[Data entries]

········

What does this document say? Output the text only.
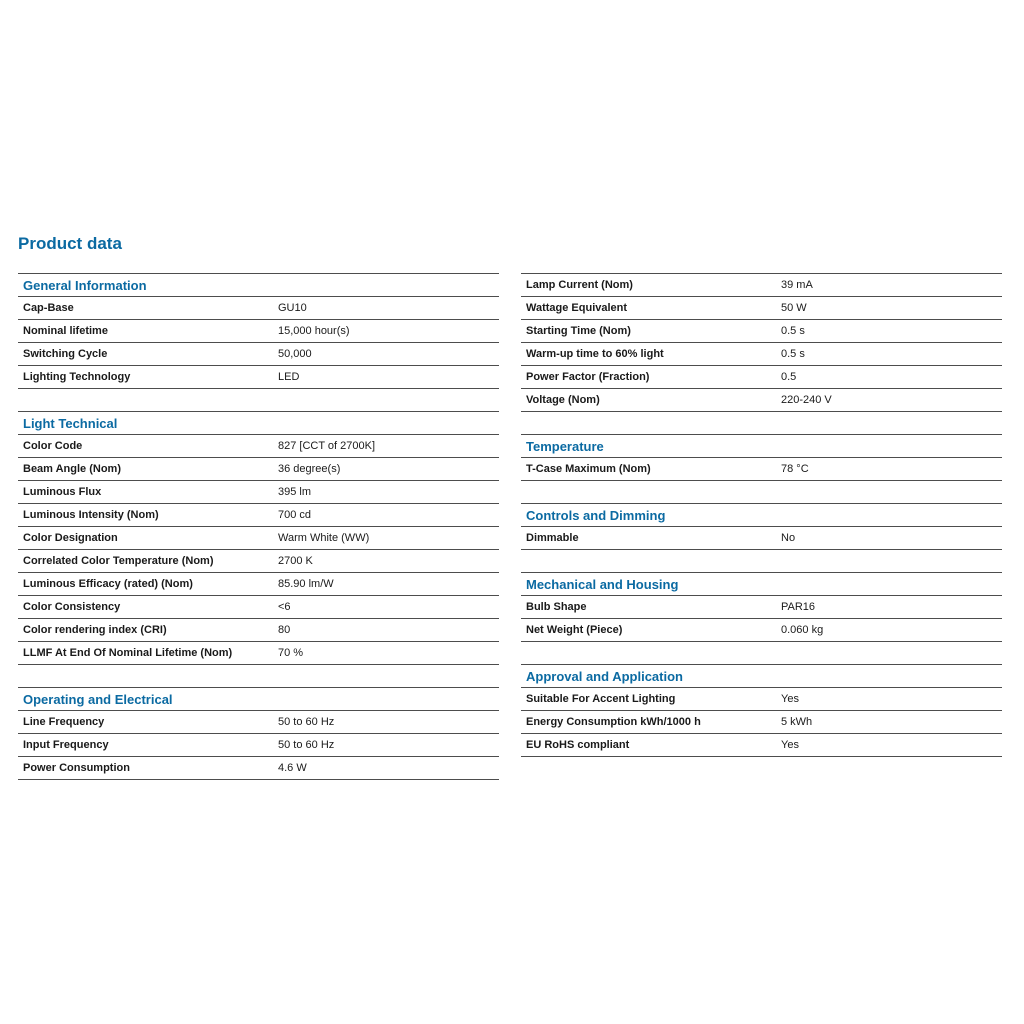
Product data
General Information
Cap-Base	GU10
Nominal lifetime	15,000 hour(s)
Switching Cycle	50,000
Lighting Technology	LED
Light Technical
Color Code	827 [CCT of 2700K]
Beam Angle (Nom)	36 degree(s)
Luminous Flux	395 lm
Luminous Intensity (Nom)	700 cd
Color Designation	Warm White (WW)
Correlated Color Temperature (Nom)	2700 K
Luminous Efficacy (rated) (Nom)	85.90 lm/W
Color Consistency	<6
Color rendering index (CRI)	80
LLMF At End Of Nominal Lifetime (Nom)	70 %
Operating and Electrical
Line Frequency	50 to 60 Hz
Input Frequency	50 to 60 Hz
Power Consumption	4.6 W
Lamp Current (Nom)	39 mA
Wattage Equivalent	50 W
Starting Time (Nom)	0.5 s
Warm-up time to 60% light	0.5 s
Power Factor (Fraction)	0.5
Voltage (Nom)	220-240 V
Temperature
T-Case Maximum (Nom)	78 °C
Controls and Dimming
Dimmable	No
Mechanical and Housing
Bulb Shape	PAR16
Net Weight (Piece)	0.060 kg
Approval and Application
Suitable For Accent Lighting	Yes
Energy Consumption kWh/1000 h	5 kWh
EU RoHS compliant	Yes
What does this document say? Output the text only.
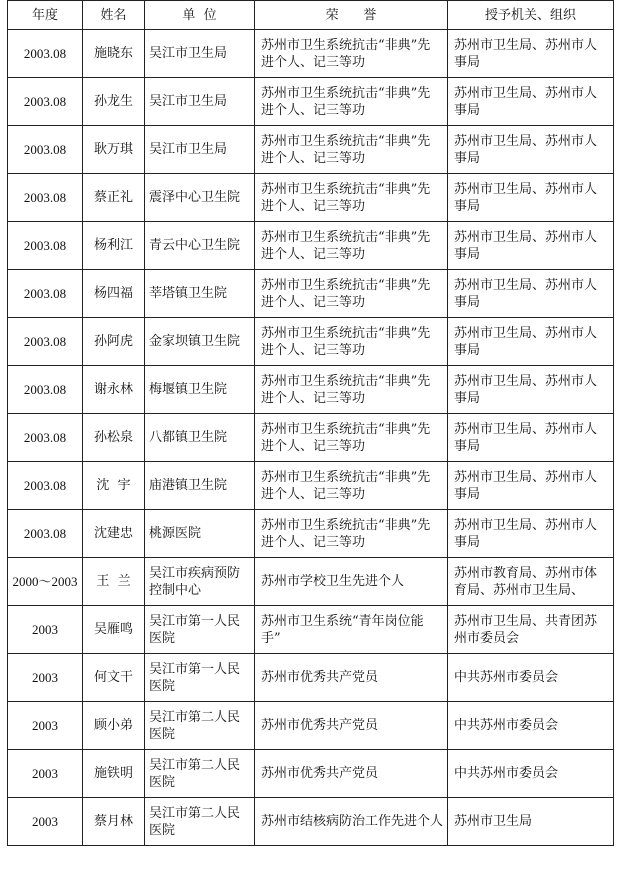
年度	姓名	单  位	荣      誉	授予机关、组织
2003.08	施晓东	吴江市卫生局	苏州市卫生系统抗击“非典”先进个人、记三等功	苏州市卫生局、苏州市人事局

2003.08	孙龙生	吴江市卫生局	苏州市卫生系统抗击“非典”先进个人、记三等功	苏州市卫生局、苏州市人事局

2003.08	耿万琪	吴江市卫生局	苏州市卫生系统抗击“非典”先进个人、记三等功	苏州市卫生局、苏州市人事局

2003.08	蔡正礼	震泽中心卫生院	苏州市卫生系统抗击“非典”先进个人、记三等功	苏州市卫生局、苏州市人事局

2003.08	杨利江	青云中心卫生院	苏州市卫生系统抗击“非典”先进个人、记三等功	苏州市卫生局、苏州市人事局

2003.08	杨四福	莘塔镇卫生院	苏州市卫生系统抗击“非典”先进个人、记三等功	苏州市卫生局、苏州市人事局

2003.08	孙阿虎	金家坝镇卫生院	苏州市卫生系统抗击“非典”先进个人、记三等功	苏州市卫生局、苏州市人事局

2003.08	谢永林	梅堰镇卫生院	苏州市卫生系统抗击“非典”先进个人、记三等功	苏州市卫生局、苏州市人事局

2003.08	孙松泉	八都镇卫生院	苏州市卫生系统抗击“非典”先进个人、记三等功	苏州市卫生局、苏州市人事局

2003.08	沈  宇	庙港镇卫生院	苏州市卫生系统抗击“非典”先进个人、记三等功	苏州市卫生局、苏州市人事局

2003.08	沈建忠	桃源医院	苏州市卫生系统抗击“非典”先进个人、记三等功	苏州市卫生局、苏州市人事局

2000～2003	王  兰	吴江市疾病预防控制中心	苏州市学校卫生先进个人	苏州市教育局、苏州市体育局、苏州市卫生局、

2003	吴雁鸣	吴江市第一人民医院	苏州市卫生系统“青年岗位能手”	苏州市卫生局、共青团苏州市委员会

2003	何文干	吴江市第一人民医院	苏州市优秀共产党员	中共苏州市委员会

2003	顾小弟	吴江市第二人民医院	苏州市优秀共产党员	中共苏州市委员会

2003	施铁明	吴江市第二人民医院	苏州市优秀共产党员	中共苏州市委员会

2003	蔡月林	吴江市第二人民医院	苏州市结核病防治工作先进个人	苏州市卫生局
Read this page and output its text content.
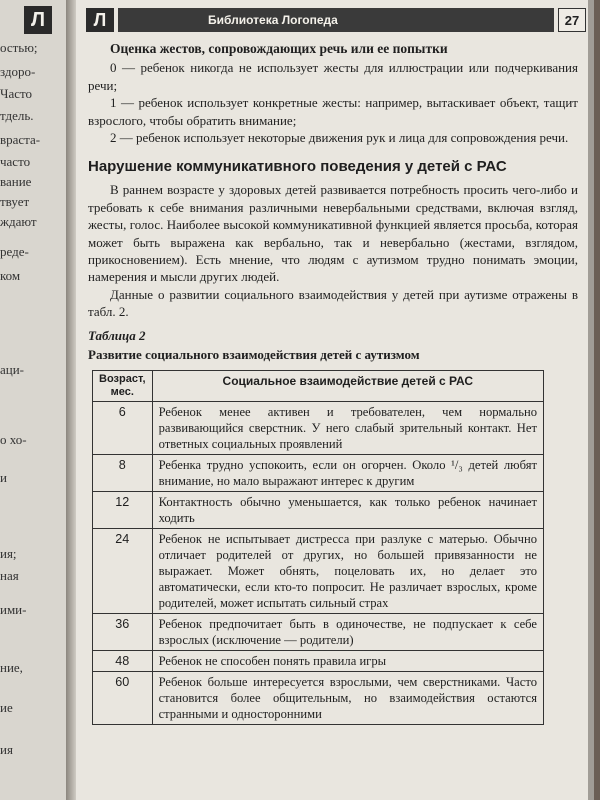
Л
остью;
здоро-
Часто
тдель.
враста-
часто
вание
твует
ждают
реде-
ком
аци-
о хо-
и
ия;
ная
ими-
ние,
ие
ия
Л	Библиотека Логопеда	27

Оценка жестов, сопровождающих речь или ее попытки

0 — ребенок никогда не использует жесты для иллюстрации или подчеркивания речи;

1 — ребенок использует конкретные жесты: например, вытаскивает объект, тащит взрослого, чтобы обратить внимание;

2 — ребенок использует некоторые движения рук и лица для сопровождения речи.

Нарушение коммуникативного поведения у детей с РАС

В раннем возрасте у здоровых детей развивается потребность просить чего-либо и требовать к себе внимания различными невербальными средствами, включая взгляд, жесты, голос. Наиболее высокой коммуникативной функцией является просьба, которая может быть выражена как вербально, так и невербально (жестами, взглядом, прикосновением). Есть мнение, что людям с аутизмом трудно понимать эмоции, намерения и мысли других людей.

Данные о развитии социального взаимодействия у детей при аутизме отражены в табл. 2.

Таблица 2

Развитие социального взаимодействия детей с аутизмом

Возраст, мес.	Социальное взаимодействие детей с РАС
6	Ребенок менее активен и требователен, чем нормально развивающийся сверстник. У него слабый зрительный контакт. Нет ответных социальных проявлений
8	Ребенка трудно успокоить, если он огорчен. Около ¹/₃ детей любят внимание, но мало выражают интерес к другим
12	Контактность обычно уменьшается, как только ребенок начинает ходить
24	Ребенок не испытывает дистресса при разлуке с матерью. Обычно отличает родителей от других, но большей привязанности не выражает. Может обнять, поцеловать их, но делает это автоматически, если кто-то попросит. Не различает взрослых, кроме родителей, может испытать сильный страх
36	Ребенок предпочитает быть в одиночестве, не подпускает к себе взрослых (исключение — родители)
48	Ребенок не способен понять правила игры
60	Ребенок больше интересуется взрослыми, чем сверстниками. Часто становится более общительным, но взаимодействия остаются странными и односторонними
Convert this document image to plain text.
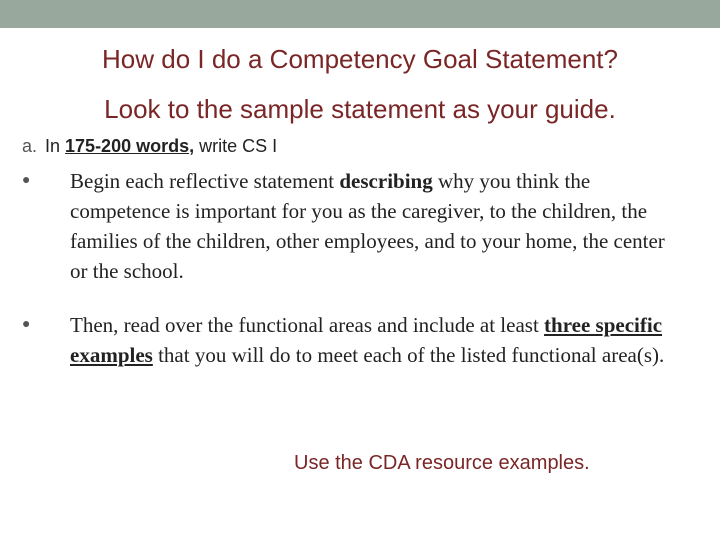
How do I do a Competency Goal Statement?
Look to the sample statement as your guide.
a. In 175-200 words, write CS I
●	Begin each reflective statement describing why you think the competence is important for you as the caregiver, to the children, the families of the children, other employees, and to your home, the center or the school.
●	Then, read over the functional areas and include at least three specific examples that you will do to meet each of the listed functional area(s).
Use the CDA resource examples.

········

-- Requirements --
Transcribe the records word for word and include no pictures.

-- Exercise response --
What does this document say? Output the text only.
Product data
General Information
Cap-Base	GU10
Nominal lifetime	15,000 hour(s)
Switching Cycle	50,000
Lighting Technology	LED
Light Technical
Color Code	827 [CCT of 2700K]
Beam Angle (Nom)	36 degree(s)
Luminous Flux	395 lm
Luminous Intensity (Nom)	700 cd
Color Designation	Warm White (WW)
Correlated Color Temperature (Nom)	2700 K
Luminous Efficacy (rated) (Nom)	85.90 lm/W
Color Consistency	<6
Color rendering index (CRI)	80
LLMF At End Of Nominal Lifetime (Nom)	70 %
Operating and Electrical
Line Frequency	50 to 60 Hz
Input Frequency	50 to 60 Hz
Power Consumption	4.6 W
Lamp Current (Nom)	39 mA
Wattage Equivalent	50 W
Starting Time (Nom)	0.5 s
Warm-up time to 60% light	0.5 s
Power Factor (Fraction)	0.5
Voltage (Nom)	220-240 V
Temperature
T-Case Maximum (Nom)	78 °C
Controls and Dimming
Dimmable	No
Mechanical and Housing
Bulb Shape	PAR16
Net Weight (Piece)	0.060 kg
Approval and Application
Suitable For Accent Lighting	Yes
Energy Consumption kWh/1000 h	5 kWh
EU RoHS compliant	Yes
What does this document say? Output the text only.
年度	姓名	单  位	荣      誉	授予机关、组织
2003.08	施晓东	吴江市卫生局	苏州市卫生系统抗击“非典”先进个人、记三等功	苏州市卫生局、苏州市人事局

2003.08	孙龙生	吴江市卫生局	苏州市卫生系统抗击“非典”先进个人、记三等功	苏州市卫生局、苏州市人事局

2003.08	耿万琪	吴江市卫生局	苏州市卫生系统抗击“非典”先进个人、记三等功	苏州市卫生局、苏州市人事局

2003.08	蔡正礼	震泽中心卫生院	苏州市卫生系统抗击“非典”先进个人、记三等功	苏州市卫生局、苏州市人事局

2003.08	杨利江	青云中心卫生院	苏州市卫生系统抗击“非典”先进个人、记三等功	苏州市卫生局、苏州市人事局

2003.08	杨四福	莘塔镇卫生院	苏州市卫生系统抗击“非典”先进个人、记三等功	苏州市卫生局、苏州市人事局

2003.08	孙阿虎	金家坝镇卫生院	苏州市卫生系统抗击“非典”先进个人、记三等功	苏州市卫生局、苏州市人事局

2003.08	谢永林	梅堰镇卫生院	苏州市卫生系统抗击“非典”先进个人、记三等功	苏州市卫生局、苏州市人事局

2003.08	孙松泉	八都镇卫生院	苏州市卫生系统抗击“非典”先进个人、记三等功	苏州市卫生局、苏州市人事局

2003.08	沈  宇	庙港镇卫生院	苏州市卫生系统抗击“非典”先进个人、记三等功	苏州市卫生局、苏州市人事局

2003.08	沈建忠	桃源医院	苏州市卫生系统抗击“非典”先进个人、记三等功	苏州市卫生局、苏州市人事局

2000～2003	王  兰	吴江市疾病预防控制中心	苏州市学校卫生先进个人	苏州市教育局、苏州市体育局、苏州市卫生局、

2003	吴雁鸣	吴江市第一人民医院	苏州市卫生系统“青年岗位能手”	苏州市卫生局、共青团苏州市委员会

2003	何文干	吴江市第一人民医院	苏州市优秀共产党员	中共苏州市委员会

2003	顾小弟	吴江市第二人民医院	苏州市优秀共产党员	中共苏州市委员会

2003	施铁明	吴江市第二人民医院	苏州市优秀共产党员	中共苏州市委员会

2003	蔡月林	吴江市第二人民医院	苏州市结核病防治工作先进个人	苏州市卫生局
Read this page and output its text content.
Л
остью;
здоро-
Часто
тдель.
враста-
часто
вание
твует
ждают
реде-
ком
аци-
о хо-
и
ия;
ная
ими-
ние,
ие
ия
Л	Библиотека Логопеда	27

Оценка жестов, сопровождающих речь или ее попытки

0 — ребенок никогда не использует жесты для иллюстрации или подчеркивания речи;

1 — ребенок использует конкретные жесты: например, вытаскивает объект, тащит взрослого, чтобы обратить внимание;

2 — ребенок использует некоторые движения рук и лица для сопровождения речи.

Нарушение коммуникативного поведения у детей с РАС

В раннем возрасте у здоровых детей развивается потребность просить чего-либо и требовать к себе внимания различными невербальными средствами, включая взгляд, жесты, голос. Наиболее высокой коммуникативной функцией является просьба, которая может быть выражена как вербально, так и невербально (жестами, взглядом, прикосновением). Есть мнение, что людям с аутизмом трудно понимать эмоции, намерения и мысли других людей.

Данные о развитии социального взаимодействия у детей при аутизме отражены в табл. 2.

Таблица 2

Развитие социального взаимодействия детей с аутизмом

Возраст, мес.	Социальное взаимодействие детей с РАС
6	Ребенок менее активен и требователен, чем нормально развивающийся сверстник. У него слабый зрительный контакт. Нет ответных социальных проявлений
8	Ребенка трудно успокоить, если он огорчен. Около ¹/₃ детей любят внимание, но мало выражают интерес к другим
12	Контактность обычно уменьшается, как только ребенок начинает ходить
24	Ребенок не испытывает дистресса при разлуке с матерью. Обычно отличает родителей от других, но большей привязанности не выражает. Может обнять, поцеловать их, но делает это автоматически, если кто-то попросит. Не различает взрослых, кроме родителей, может испытать сильный страх
36	Ребенок предпочитает быть в одиночестве, не подпускает к себе взрослых (исключение — родители)
48	Ребенок не способен понять правила игры
60	Ребенок больше интересуется взрослыми, чем сверстниками. Часто становится более общительным, но взаимодействия остаются странными и односторонними
Convert this document image to plain text.
How do I do a Competency Goal Statement?
Look to the sample statement as your guide.
a. In 175-200 words, write CS I
●	Begin each reflective statement describing why you think the competence is important for you as the caregiver, to the children, the families of the children, other employees, and to your home, the center or the school.
●	Then, read over the functional areas and include at least three specific examples that you will do to meet each of the listed functional area(s).
Use the CDA resource examples.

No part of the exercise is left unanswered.